▶ **Page excerpt**:

Metadata-Version: 2.4
Name: compareexcel
Version: 0.2.2
Summary: Compare two Excel workbooks for column number formats and cell alignment differences, with optional Excel report output.
Author: Excel Compare contributors
License-Expression: MIT
Project-URL: Repository, https://github.com/abhidotnet/compareexcel
Project-URL: Issues, https://github.com/abhidotnet/compareexcel/issues
Keywords: excel,xlsx,compare,openpyxl,pandas
Classifier: Development Status :: 4 - Beta
Classifier: Environment :: Console
Classifier: Intended Audience :: Developers
Classifier: Programming Language :: Python :: 3
Classifier: Programming Language :: Python :: 3.10
Classifier: Programming Language :: Python :: 3.11
Classifier: Programming Language :: Python :: 3.12
Classifier: Programming Language :: Python :: 3.13
Classifier: Topic :: Office/Business :: Financial :: Spreadsheet
Requires-Python: >=3.10
Description-Content-Type: text/markdown
License-File: LICENSE
Requires-Dist: pandas>=2.0
Requires-Dist: openpyxl>=3.1
Dynamic: license-file

# Excel Compare (compareExcel)

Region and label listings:
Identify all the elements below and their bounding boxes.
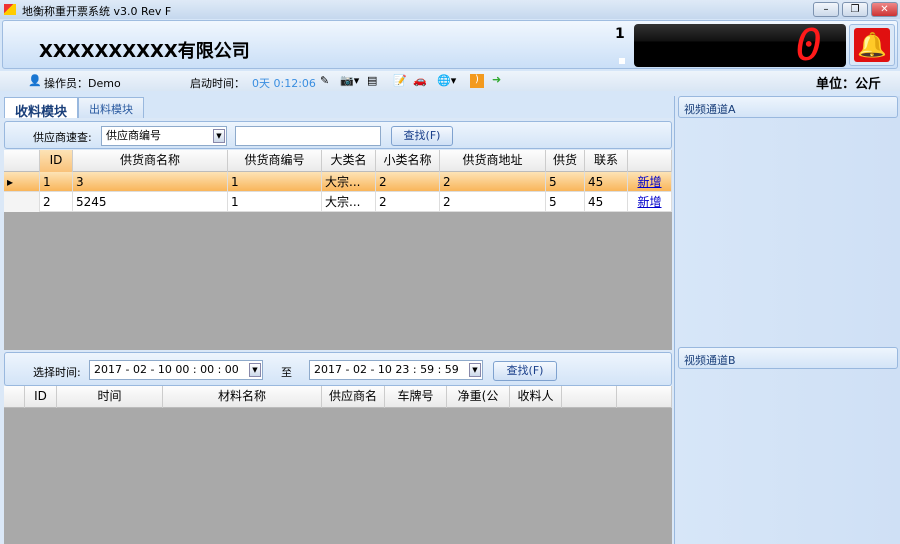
- column-header[interactable]: [628, 150, 672, 172]
- table-cell: 2: [40, 192, 73, 212]
- column-header[interactable]: 小类名称: [376, 150, 440, 172]
- column-header[interactable]: 供货商地址: [440, 150, 546, 172]
- table-cell: 3: [73, 172, 228, 192]
- table-cell: 大宗...: [322, 192, 376, 212]
- operator-label: 操作员：Demo: [44, 77, 121, 90]
- row-selector[interactable]: [4, 192, 40, 212]
- car-icon[interactable]: 🚗: [413, 74, 427, 87]
- chevron-down-icon[interactable]: ▼: [469, 363, 481, 377]
- uptime-label: 启动时间：: [190, 77, 245, 90]
- column-header[interactable]: [562, 386, 617, 408]
- tab-receiving[interactable]: 收料模块: [4, 97, 79, 120]
- table-cell: 45: [585, 192, 628, 212]
- search-field-select[interactable]: 供应商编号 ▼: [101, 126, 227, 146]
- column-header[interactable]: ID: [25, 386, 57, 408]
- table-cell: 1: [228, 172, 322, 192]
- column-header[interactable]: 供货商编号: [228, 150, 322, 172]
- toolbar: 👤 操作员：Demo 启动时间： 0天 0:12:06 ✎ 📷▾ ▤ 📝 🚗 🌐…: [0, 71, 900, 92]
- weight-display: 0: [634, 20, 846, 71]
- table-cell: 5245: [73, 192, 228, 212]
- weight-value: 0: [795, 20, 823, 71]
- column-header[interactable]: 大类名: [322, 150, 376, 172]
- table-cell: 2: [376, 192, 440, 212]
- video-channel-a: 视频通道A: [678, 96, 898, 118]
- status-indicator: [619, 58, 625, 64]
- search-input[interactable]: [235, 126, 381, 146]
- scale-number: 1: [615, 26, 625, 42]
- table-cell: 2: [440, 172, 546, 192]
- globe-icon[interactable]: 🌐▾: [437, 74, 456, 87]
- search-button[interactable]: 查找(F): [391, 126, 453, 146]
- video-channel-b: 视频通道B: [678, 347, 898, 369]
- restore-button[interactable]: ❐: [842, 2, 868, 17]
- header: XXXXXXXXXX有限公司 1 0 🔔: [2, 20, 898, 71]
- start-time-picker[interactable]: 2017 - 02 - 10 00 : 00 : 00 ▼: [89, 360, 263, 380]
- camera-icon[interactable]: 📷▾: [340, 74, 359, 87]
- table-cell: 大宗...: [322, 172, 376, 192]
- row-header-corner[interactable]: [4, 386, 25, 408]
- table-cell: 45: [585, 172, 628, 192]
- uptime-value: 0天 0:12:06: [252, 77, 316, 90]
- column-header[interactable]: 车牌号: [385, 386, 447, 408]
- column-header[interactable]: 材料名称: [163, 386, 322, 408]
- column-header[interactable]: 供货商名称: [73, 150, 228, 172]
- record-grid: ID 时间 材料名称 供应商名 车牌号 净重(公 收料人: [4, 386, 672, 544]
- time-search-button[interactable]: 查找(F): [493, 361, 557, 381]
- row-selector[interactable]: ▸: [4, 172, 40, 192]
- title-bar: 地衡称重开票系统 v3.0 Rev F – ❐ ✕: [0, 0, 900, 19]
- to-label: 至: [281, 366, 292, 379]
- column-header[interactable]: 时间: [57, 386, 163, 408]
- close-button[interactable]: ✕: [871, 2, 898, 17]
- search-label: 供应商速查:: [33, 131, 92, 144]
- exit-arrow-icon[interactable]: ➜: [492, 73, 501, 86]
- video-pane: 视频通道A 视频通道B: [674, 96, 900, 544]
- table-cell: 2: [376, 172, 440, 192]
- time-label: 选择时间:: [33, 366, 81, 379]
- chevron-down-icon[interactable]: ▼: [213, 129, 225, 143]
- add-link[interactable]: 新增: [628, 192, 672, 212]
- edit-icon[interactable]: 📝: [393, 74, 407, 87]
- tab-shipping[interactable]: 出料模块: [78, 97, 144, 119]
- table-row[interactable]: 2 5245 1 大宗... 2 2 5 45 新增: [4, 192, 672, 212]
- chevron-down-icon[interactable]: ▼: [249, 363, 261, 377]
- time-filter-panel: 选择时间: 2017 - 02 - 10 00 : 00 : 00 ▼ 至 201…: [4, 352, 672, 386]
- window-title: 地衡称重开票系统 v3.0 Rev F: [22, 5, 172, 18]
- user-icon: 👤: [28, 74, 42, 87]
- unit-label: 单位：公斤: [816, 77, 882, 92]
- column-header[interactable]: 供应商名: [322, 386, 385, 408]
- table-cell: 5: [546, 172, 585, 192]
- column-header[interactable]: 净重(公: [447, 386, 510, 408]
- end-time-picker[interactable]: 2017 - 02 - 10 23 : 59 : 59 ▼: [309, 360, 483, 380]
- user-settings-icon[interactable]: ✎: [320, 74, 329, 87]
- alarm-button[interactable]: 🔔: [849, 24, 895, 66]
- column-header[interactable]: 供货: [546, 150, 585, 172]
- table-row[interactable]: ▸ 1 3 1 大宗... 2 2 5 45 新增: [4, 172, 672, 192]
- window-icon[interactable]: ▤: [367, 74, 377, 87]
- column-header[interactable]: 联系: [585, 150, 628, 172]
- rss-icon[interactable]: ): [470, 74, 484, 88]
- app-icon: [4, 4, 16, 15]
- supplier-grid: ID 供货商名称 供货商编号 大类名 小类名称 供货商地址 供货 联系 ▸ 1 3 1 大宗... 2 2…: [4, 150, 672, 350]
- add-link[interactable]: 新增: [628, 172, 672, 192]
- search-panel: 供应商速查: 供应商编号 ▼ 查找(F): [4, 121, 672, 149]
- table-cell: 5: [546, 192, 585, 212]
- table-cell: 1: [228, 192, 322, 212]
- column-header[interactable]: [617, 386, 672, 408]
- bell-icon: 🔔: [854, 28, 890, 62]
- row-header-corner[interactable]: [4, 150, 40, 172]
- column-header[interactable]: ID: [40, 150, 73, 172]
- minimize-button[interactable]: –: [813, 2, 839, 17]
- table-cell: 2: [440, 192, 546, 212]
- company-name: XXXXXXXXXX有限公司: [39, 41, 250, 62]
- column-header[interactable]: 收料人: [510, 386, 562, 408]
- table-cell: 1: [40, 172, 73, 192]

▶ **Exercise objective**: Reproduce the part of the package metadata starting with "Metadata-Version: 2.4" and going on through "Excel report output.", word for word.

▶ **The response**:
Metadata-Version: 2.4
Name: compareexcel
Version: 0.2.2
Summary: Compare two Excel workbooks for column number formats and cell alignment differences, with optional Excel report output.